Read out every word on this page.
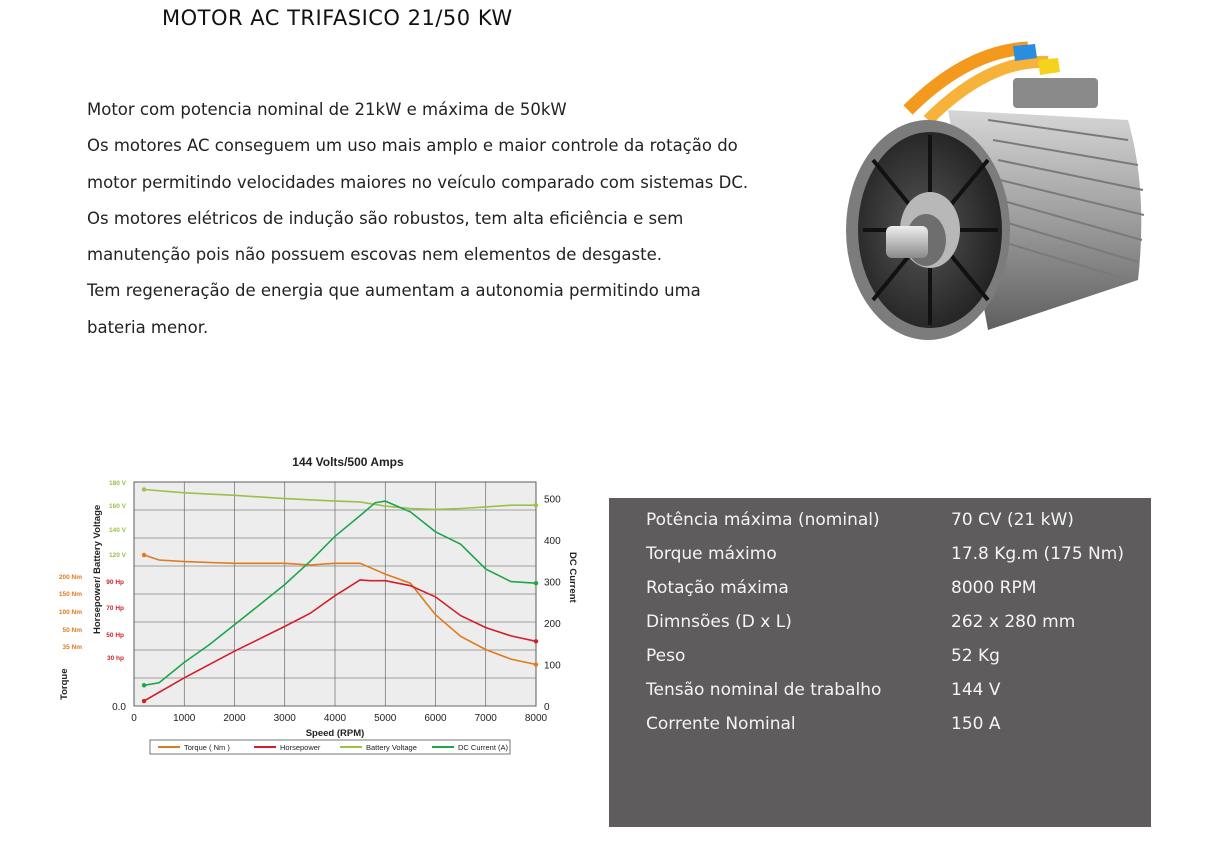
MOTOR AC TRIFASICO 21/50 KW
Motor com potencia nominal de 21kW e máxima de 50kW
Os motores AC conseguem um uso mais amplo e maior controle da rotação do
motor permitindo velocidades maiores no veículo comparado com sistemas DC.
Os motores elétricos de indução são robustos, tem alta eficiência e sem
manutenção pois não possuem escovas nem elementos de desgaste.
Tem regeneração de energia que aumentam a autonomia permitindo uma
bateria menor.
144 Volts/500 Amps
0	1000	2000	3000	4000	5000	6000	7000	8000
0
100
200
300
400
500
0.0
120 V
140 V
160 V
180 V
30 hp
50 Hp
70 Hp
90 Hp
35 Nm
50 Nm
100 Nm
150 Nm
200 Nm
Speed (RPM)
Horsepower/ Battery Voltage
Torque
DC Current
Torque ( Nm )	Horsepower	Battery Voltage	DC Current (A)
Potência máxima (nominal)	70 CV (21 kW)
Torque máximo	17.8 Kg.m (175 Nm)
Rotação máxima	8000 RPM
Dimnsões (D x L)	262 x 280 mm
Peso	52 Kg
Tensão nominal de trabalho	144 V
Corrente Nominal	150 A
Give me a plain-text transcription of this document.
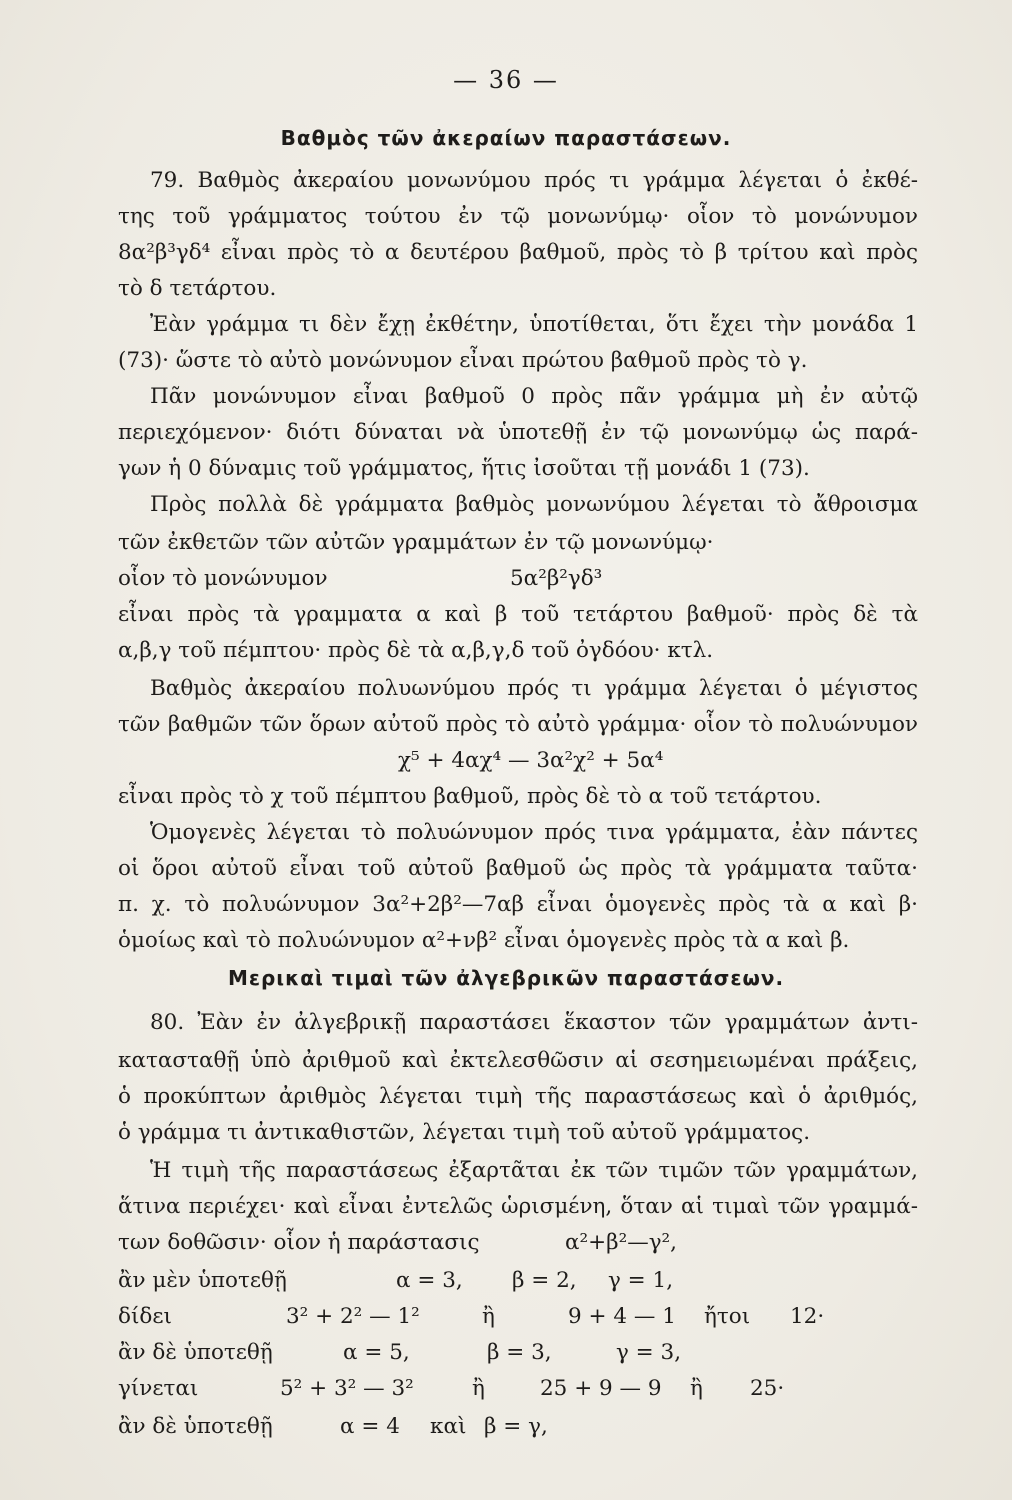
— 36 —
Βαθμὸς τῶν ἀκεραίων παραστάσεων.
79. Βαθμὸς ἀκεραίου μονωνύμου πρός τι γράμμα λέγεται ὁ ἐκθέ-
της τοῦ γράμματος τούτου ἐν τῷ μονωνύμῳ· οἷον τὸ μονώνυμον
8α²β³γδ⁴ εἶναι πρὸς τὸ α δευτέρου βαθμοῦ, πρὸς τὸ β τρίτου καὶ πρὸς
τὸ δ τετάρτου.
Ἐὰν γράμμα τι δὲν ἔχῃ ἐκθέτην, ὑποτίθεται, ὅτι ἔχει τὴν μονάδα 1
(73)· ὥστε τὸ αὐτὸ μονώνυμον εἶναι πρώτου βαθμοῦ πρὸς τὸ γ.
Πᾶν μονώνυμον εἶναι βαθμοῦ 0 πρὸς πᾶν γράμμα μὴ ἐν αὐτῷ
περιεχόμενον· διότι δύναται νὰ ὑποτεθῇ ἐν τῷ μονωνύμῳ ὡς παρά-
γων ἡ 0 δύναμις τοῦ γράμματος, ἥτις ἰσοῦται τῇ μονάδι 1 (73).
Πρὸς πολλὰ δὲ γράμματα βαθμὸς μονωνύμου λέγεται τὸ ἄθροισμα
τῶν ἐκθετῶν τῶν αὐτῶν γραμμάτων ἐν τῷ μονωνύμῳ·
οἷον τὸ μονώνυμον	5α²β²γδ³
εἶναι πρὸς τὰ γραμματα α καὶ β τοῦ τετάρτου βαθμοῦ· πρὸς δὲ τὰ
α,β,γ τοῦ πέμπτου· πρὸς δὲ τὰ α,β,γ,δ τοῦ ὀγδόου· κτλ.
Βαθμὸς ἀκεραίου πολυωνύμου πρός τι γράμμα λέγεται ὁ μέγιστος
τῶν βαθμῶν τῶν ὅρων αὐτοῦ πρὸς τὸ αὐτὸ γράμμα· οἷον τὸ πολυώνυμον
χ⁵ + 4αχ⁴ — 3α²χ² + 5α⁴
εἶναι πρὸς τὸ χ τοῦ πέμπτου βαθμοῦ, πρὸς δὲ τὸ α τοῦ τετάρτου.
Ὁμογενὲς λέγεται τὸ πολυώνυμον πρός τινα γράμματα, ἐὰν πάντες
οἱ ὅροι αὐτοῦ εἶναι τοῦ αὐτοῦ βαθμοῦ ὡς πρὸς τὰ γράμματα ταῦτα·
π. χ. τὸ πολυώνυμον 3α²+2β²—7αβ εἶναι ὁμογενὲς πρὸς τὰ α καὶ β·
ὁμοίως καὶ τὸ πολυώνυμον α²+νβ² εἶναι ὁμογενὲς πρὸς τὰ α καὶ β.
Μερικαὶ τιμαὶ τῶν ἀλγεβρικῶν παραστάσεων.
80. Ἐὰν ἐν ἀλγεβρικῇ παραστάσει ἕκαστον τῶν γραμμάτων ἀντι-
κατασταθῇ ὑπὸ ἀριθμοῦ καὶ ἐκτελεσθῶσιν αἱ σεσημειωμέναι πράξεις,
ὁ προκύπτων ἀριθμὸς λέγεται τιμὴ τῆς παραστάσεως καὶ ὁ ἀριθμός,
ὁ γράμμα τι ἀντικαθιστῶν, λέγεται τιμὴ τοῦ αὐτοῦ γράμματος.
Ἡ τιμὴ τῆς παραστάσεως ἐξαρτᾶται ἐκ τῶν τιμῶν τῶν γραμμάτων,
ἅτινα περιέχει· καὶ εἶναι ἐντελῶς ὡρισμένη, ὅταν αἱ τιμαὶ τῶν γραμμά-
των δοθῶσιν· οἷον ἡ παράστασις	α²+β²—γ²,
ἂν μὲν ὑποτεθῇ	α = 3, β = 2, γ = 1,
δίδει	3² + 2² — 1²	ἢ	9 + 4 — 1 ἤτοι 12·
ἂν δὲ ὑποτεθῇ	α = 5,	β = 3,	γ = 3,
γίνεται	5² + 3² — 3²	ἢ	25 + 9 — 9 ἢ 25·
ἂν δὲ ὑποτεθῇ	α = 4 καὶ β = γ,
---------------
### Given problem
Transcribe the whole listing exactly. Pictures are excluded.

### Response below
Read out every word on this page.
MOTOR AC TRIFASICO 21/50 KW
Motor com potencia nominal de 21kW e máxima de 50kW
Os motores AC conseguem um uso mais amplo e maior controle da rotação do
motor permitindo velocidades maiores no veículo comparado com sistemas DC.
Os motores elétricos de indução são robustos, tem alta eficiência e sem
manutenção pois não possuem escovas nem elementos de desgaste.
Tem regeneração de energia que aumentam a autonomia permitindo uma
bateria menor.
144 Volts/500 Amps
0	1000	2000	3000	4000	5000	6000	7000	8000
0
100
200
300
400
500
0.0
120 V
140 V
160 V
180 V
30 hp
50 Hp
70 Hp
90 Hp
35 Nm
50 Nm
100 Nm
150 Nm
200 Nm
Speed (RPM)
Horsepower/ Battery Voltage
Torque
DC Current
Torque ( Nm )	Horsepower	Battery Voltage	DC Current (A)
Potência máxima (nominal)	70 CV (21 kW)
Torque máximo	17.8 Kg.m (175 Nm)
Rotação máxima	8000 RPM
Dimnsões (D x L)	262 x 280 mm
Peso	52 Kg
Tensão nominal de trabalho	144 V
Corrente Nominal	150 A
Give me a plain-text transcription of this document.
— 36 —
Βαθμὸς τῶν ἀκεραίων παραστάσεων.
79. Βαθμὸς ἀκεραίου μονωνύμου πρός τι γράμμα λέγεται ὁ ἐκθέ-
της τοῦ γράμματος τούτου ἐν τῷ μονωνύμῳ· οἷον τὸ μονώνυμον
8α²β³γδ⁴ εἶναι πρὸς τὸ α δευτέρου βαθμοῦ, πρὸς τὸ β τρίτου καὶ πρὸς
τὸ δ τετάρτου.
Ἐὰν γράμμα τι δὲν ἔχῃ ἐκθέτην, ὑποτίθεται, ὅτι ἔχει τὴν μονάδα 1
(73)· ὥστε τὸ αὐτὸ μονώνυμον εἶναι πρώτου βαθμοῦ πρὸς τὸ γ.
Πᾶν μονώνυμον εἶναι βαθμοῦ 0 πρὸς πᾶν γράμμα μὴ ἐν αὐτῷ
περιεχόμενον· διότι δύναται νὰ ὑποτεθῇ ἐν τῷ μονωνύμῳ ὡς παρά-
γων ἡ 0 δύναμις τοῦ γράμματος, ἥτις ἰσοῦται τῇ μονάδι 1 (73).
Πρὸς πολλὰ δὲ γράμματα βαθμὸς μονωνύμου λέγεται τὸ ἄθροισμα
τῶν ἐκθετῶν τῶν αὐτῶν γραμμάτων ἐν τῷ μονωνύμῳ·
οἷον τὸ μονώνυμον	5α²β²γδ³
εἶναι πρὸς τὰ γραμματα α καὶ β τοῦ τετάρτου βαθμοῦ· πρὸς δὲ τὰ
α,β,γ τοῦ πέμπτου· πρὸς δὲ τὰ α,β,γ,δ τοῦ ὀγδόου· κτλ.
Βαθμὸς ἀκεραίου πολυωνύμου πρός τι γράμμα λέγεται ὁ μέγιστος
τῶν βαθμῶν τῶν ὅρων αὐτοῦ πρὸς τὸ αὐτὸ γράμμα· οἷον τὸ πολυώνυμον
χ⁵ + 4αχ⁴ — 3α²χ² + 5α⁴
εἶναι πρὸς τὸ χ τοῦ πέμπτου βαθμοῦ, πρὸς δὲ τὸ α τοῦ τετάρτου.
Ὁμογενὲς λέγεται τὸ πολυώνυμον πρός τινα γράμματα, ἐὰν πάντες
οἱ ὅροι αὐτοῦ εἶναι τοῦ αὐτοῦ βαθμοῦ ὡς πρὸς τὰ γράμματα ταῦτα·
π. χ. τὸ πολυώνυμον 3α²+2β²—7αβ εἶναι ὁμογενὲς πρὸς τὰ α καὶ β·
ὁμοίως καὶ τὸ πολυώνυμον α²+νβ² εἶναι ὁμογενὲς πρὸς τὰ α καὶ β.
Μερικαὶ τιμαὶ τῶν ἀλγεβρικῶν παραστάσεων.
80. Ἐὰν ἐν ἀλγεβρικῇ παραστάσει ἕκαστον τῶν γραμμάτων ἀντι-
κατασταθῇ ὑπὸ ἀριθμοῦ καὶ ἐκτελεσθῶσιν αἱ σεσημειωμέναι πράξεις,
ὁ προκύπτων ἀριθμὸς λέγεται τιμὴ τῆς παραστάσεως καὶ ὁ ἀριθμός,
ὁ γράμμα τι ἀντικαθιστῶν, λέγεται τιμὴ τοῦ αὐτοῦ γράμματος.
Ἡ τιμὴ τῆς παραστάσεως ἐξαρτᾶται ἐκ τῶν τιμῶν τῶν γραμμάτων,
ἅτινα περιέχει· καὶ εἶναι ἐντελῶς ὡρισμένη, ὅταν αἱ τιμαὶ τῶν γραμμά-
των δοθῶσιν· οἷον ἡ παράστασις	α²+β²—γ²,
ἂν μὲν ὑποτεθῇ	α = 3, β = 2, γ = 1,
δίδει	3² + 2² — 1²	ἢ	9 + 4 — 1 ἤτοι 12·
ἂν δὲ ὑποτεθῇ	α = 5,	β = 3,	γ = 3,
γίνεται	5² + 3² — 3²	ἢ	25 + 9 — 9 ἢ 25·
ἂν δὲ ὑποτεθῇ	α = 4 καὶ β = γ,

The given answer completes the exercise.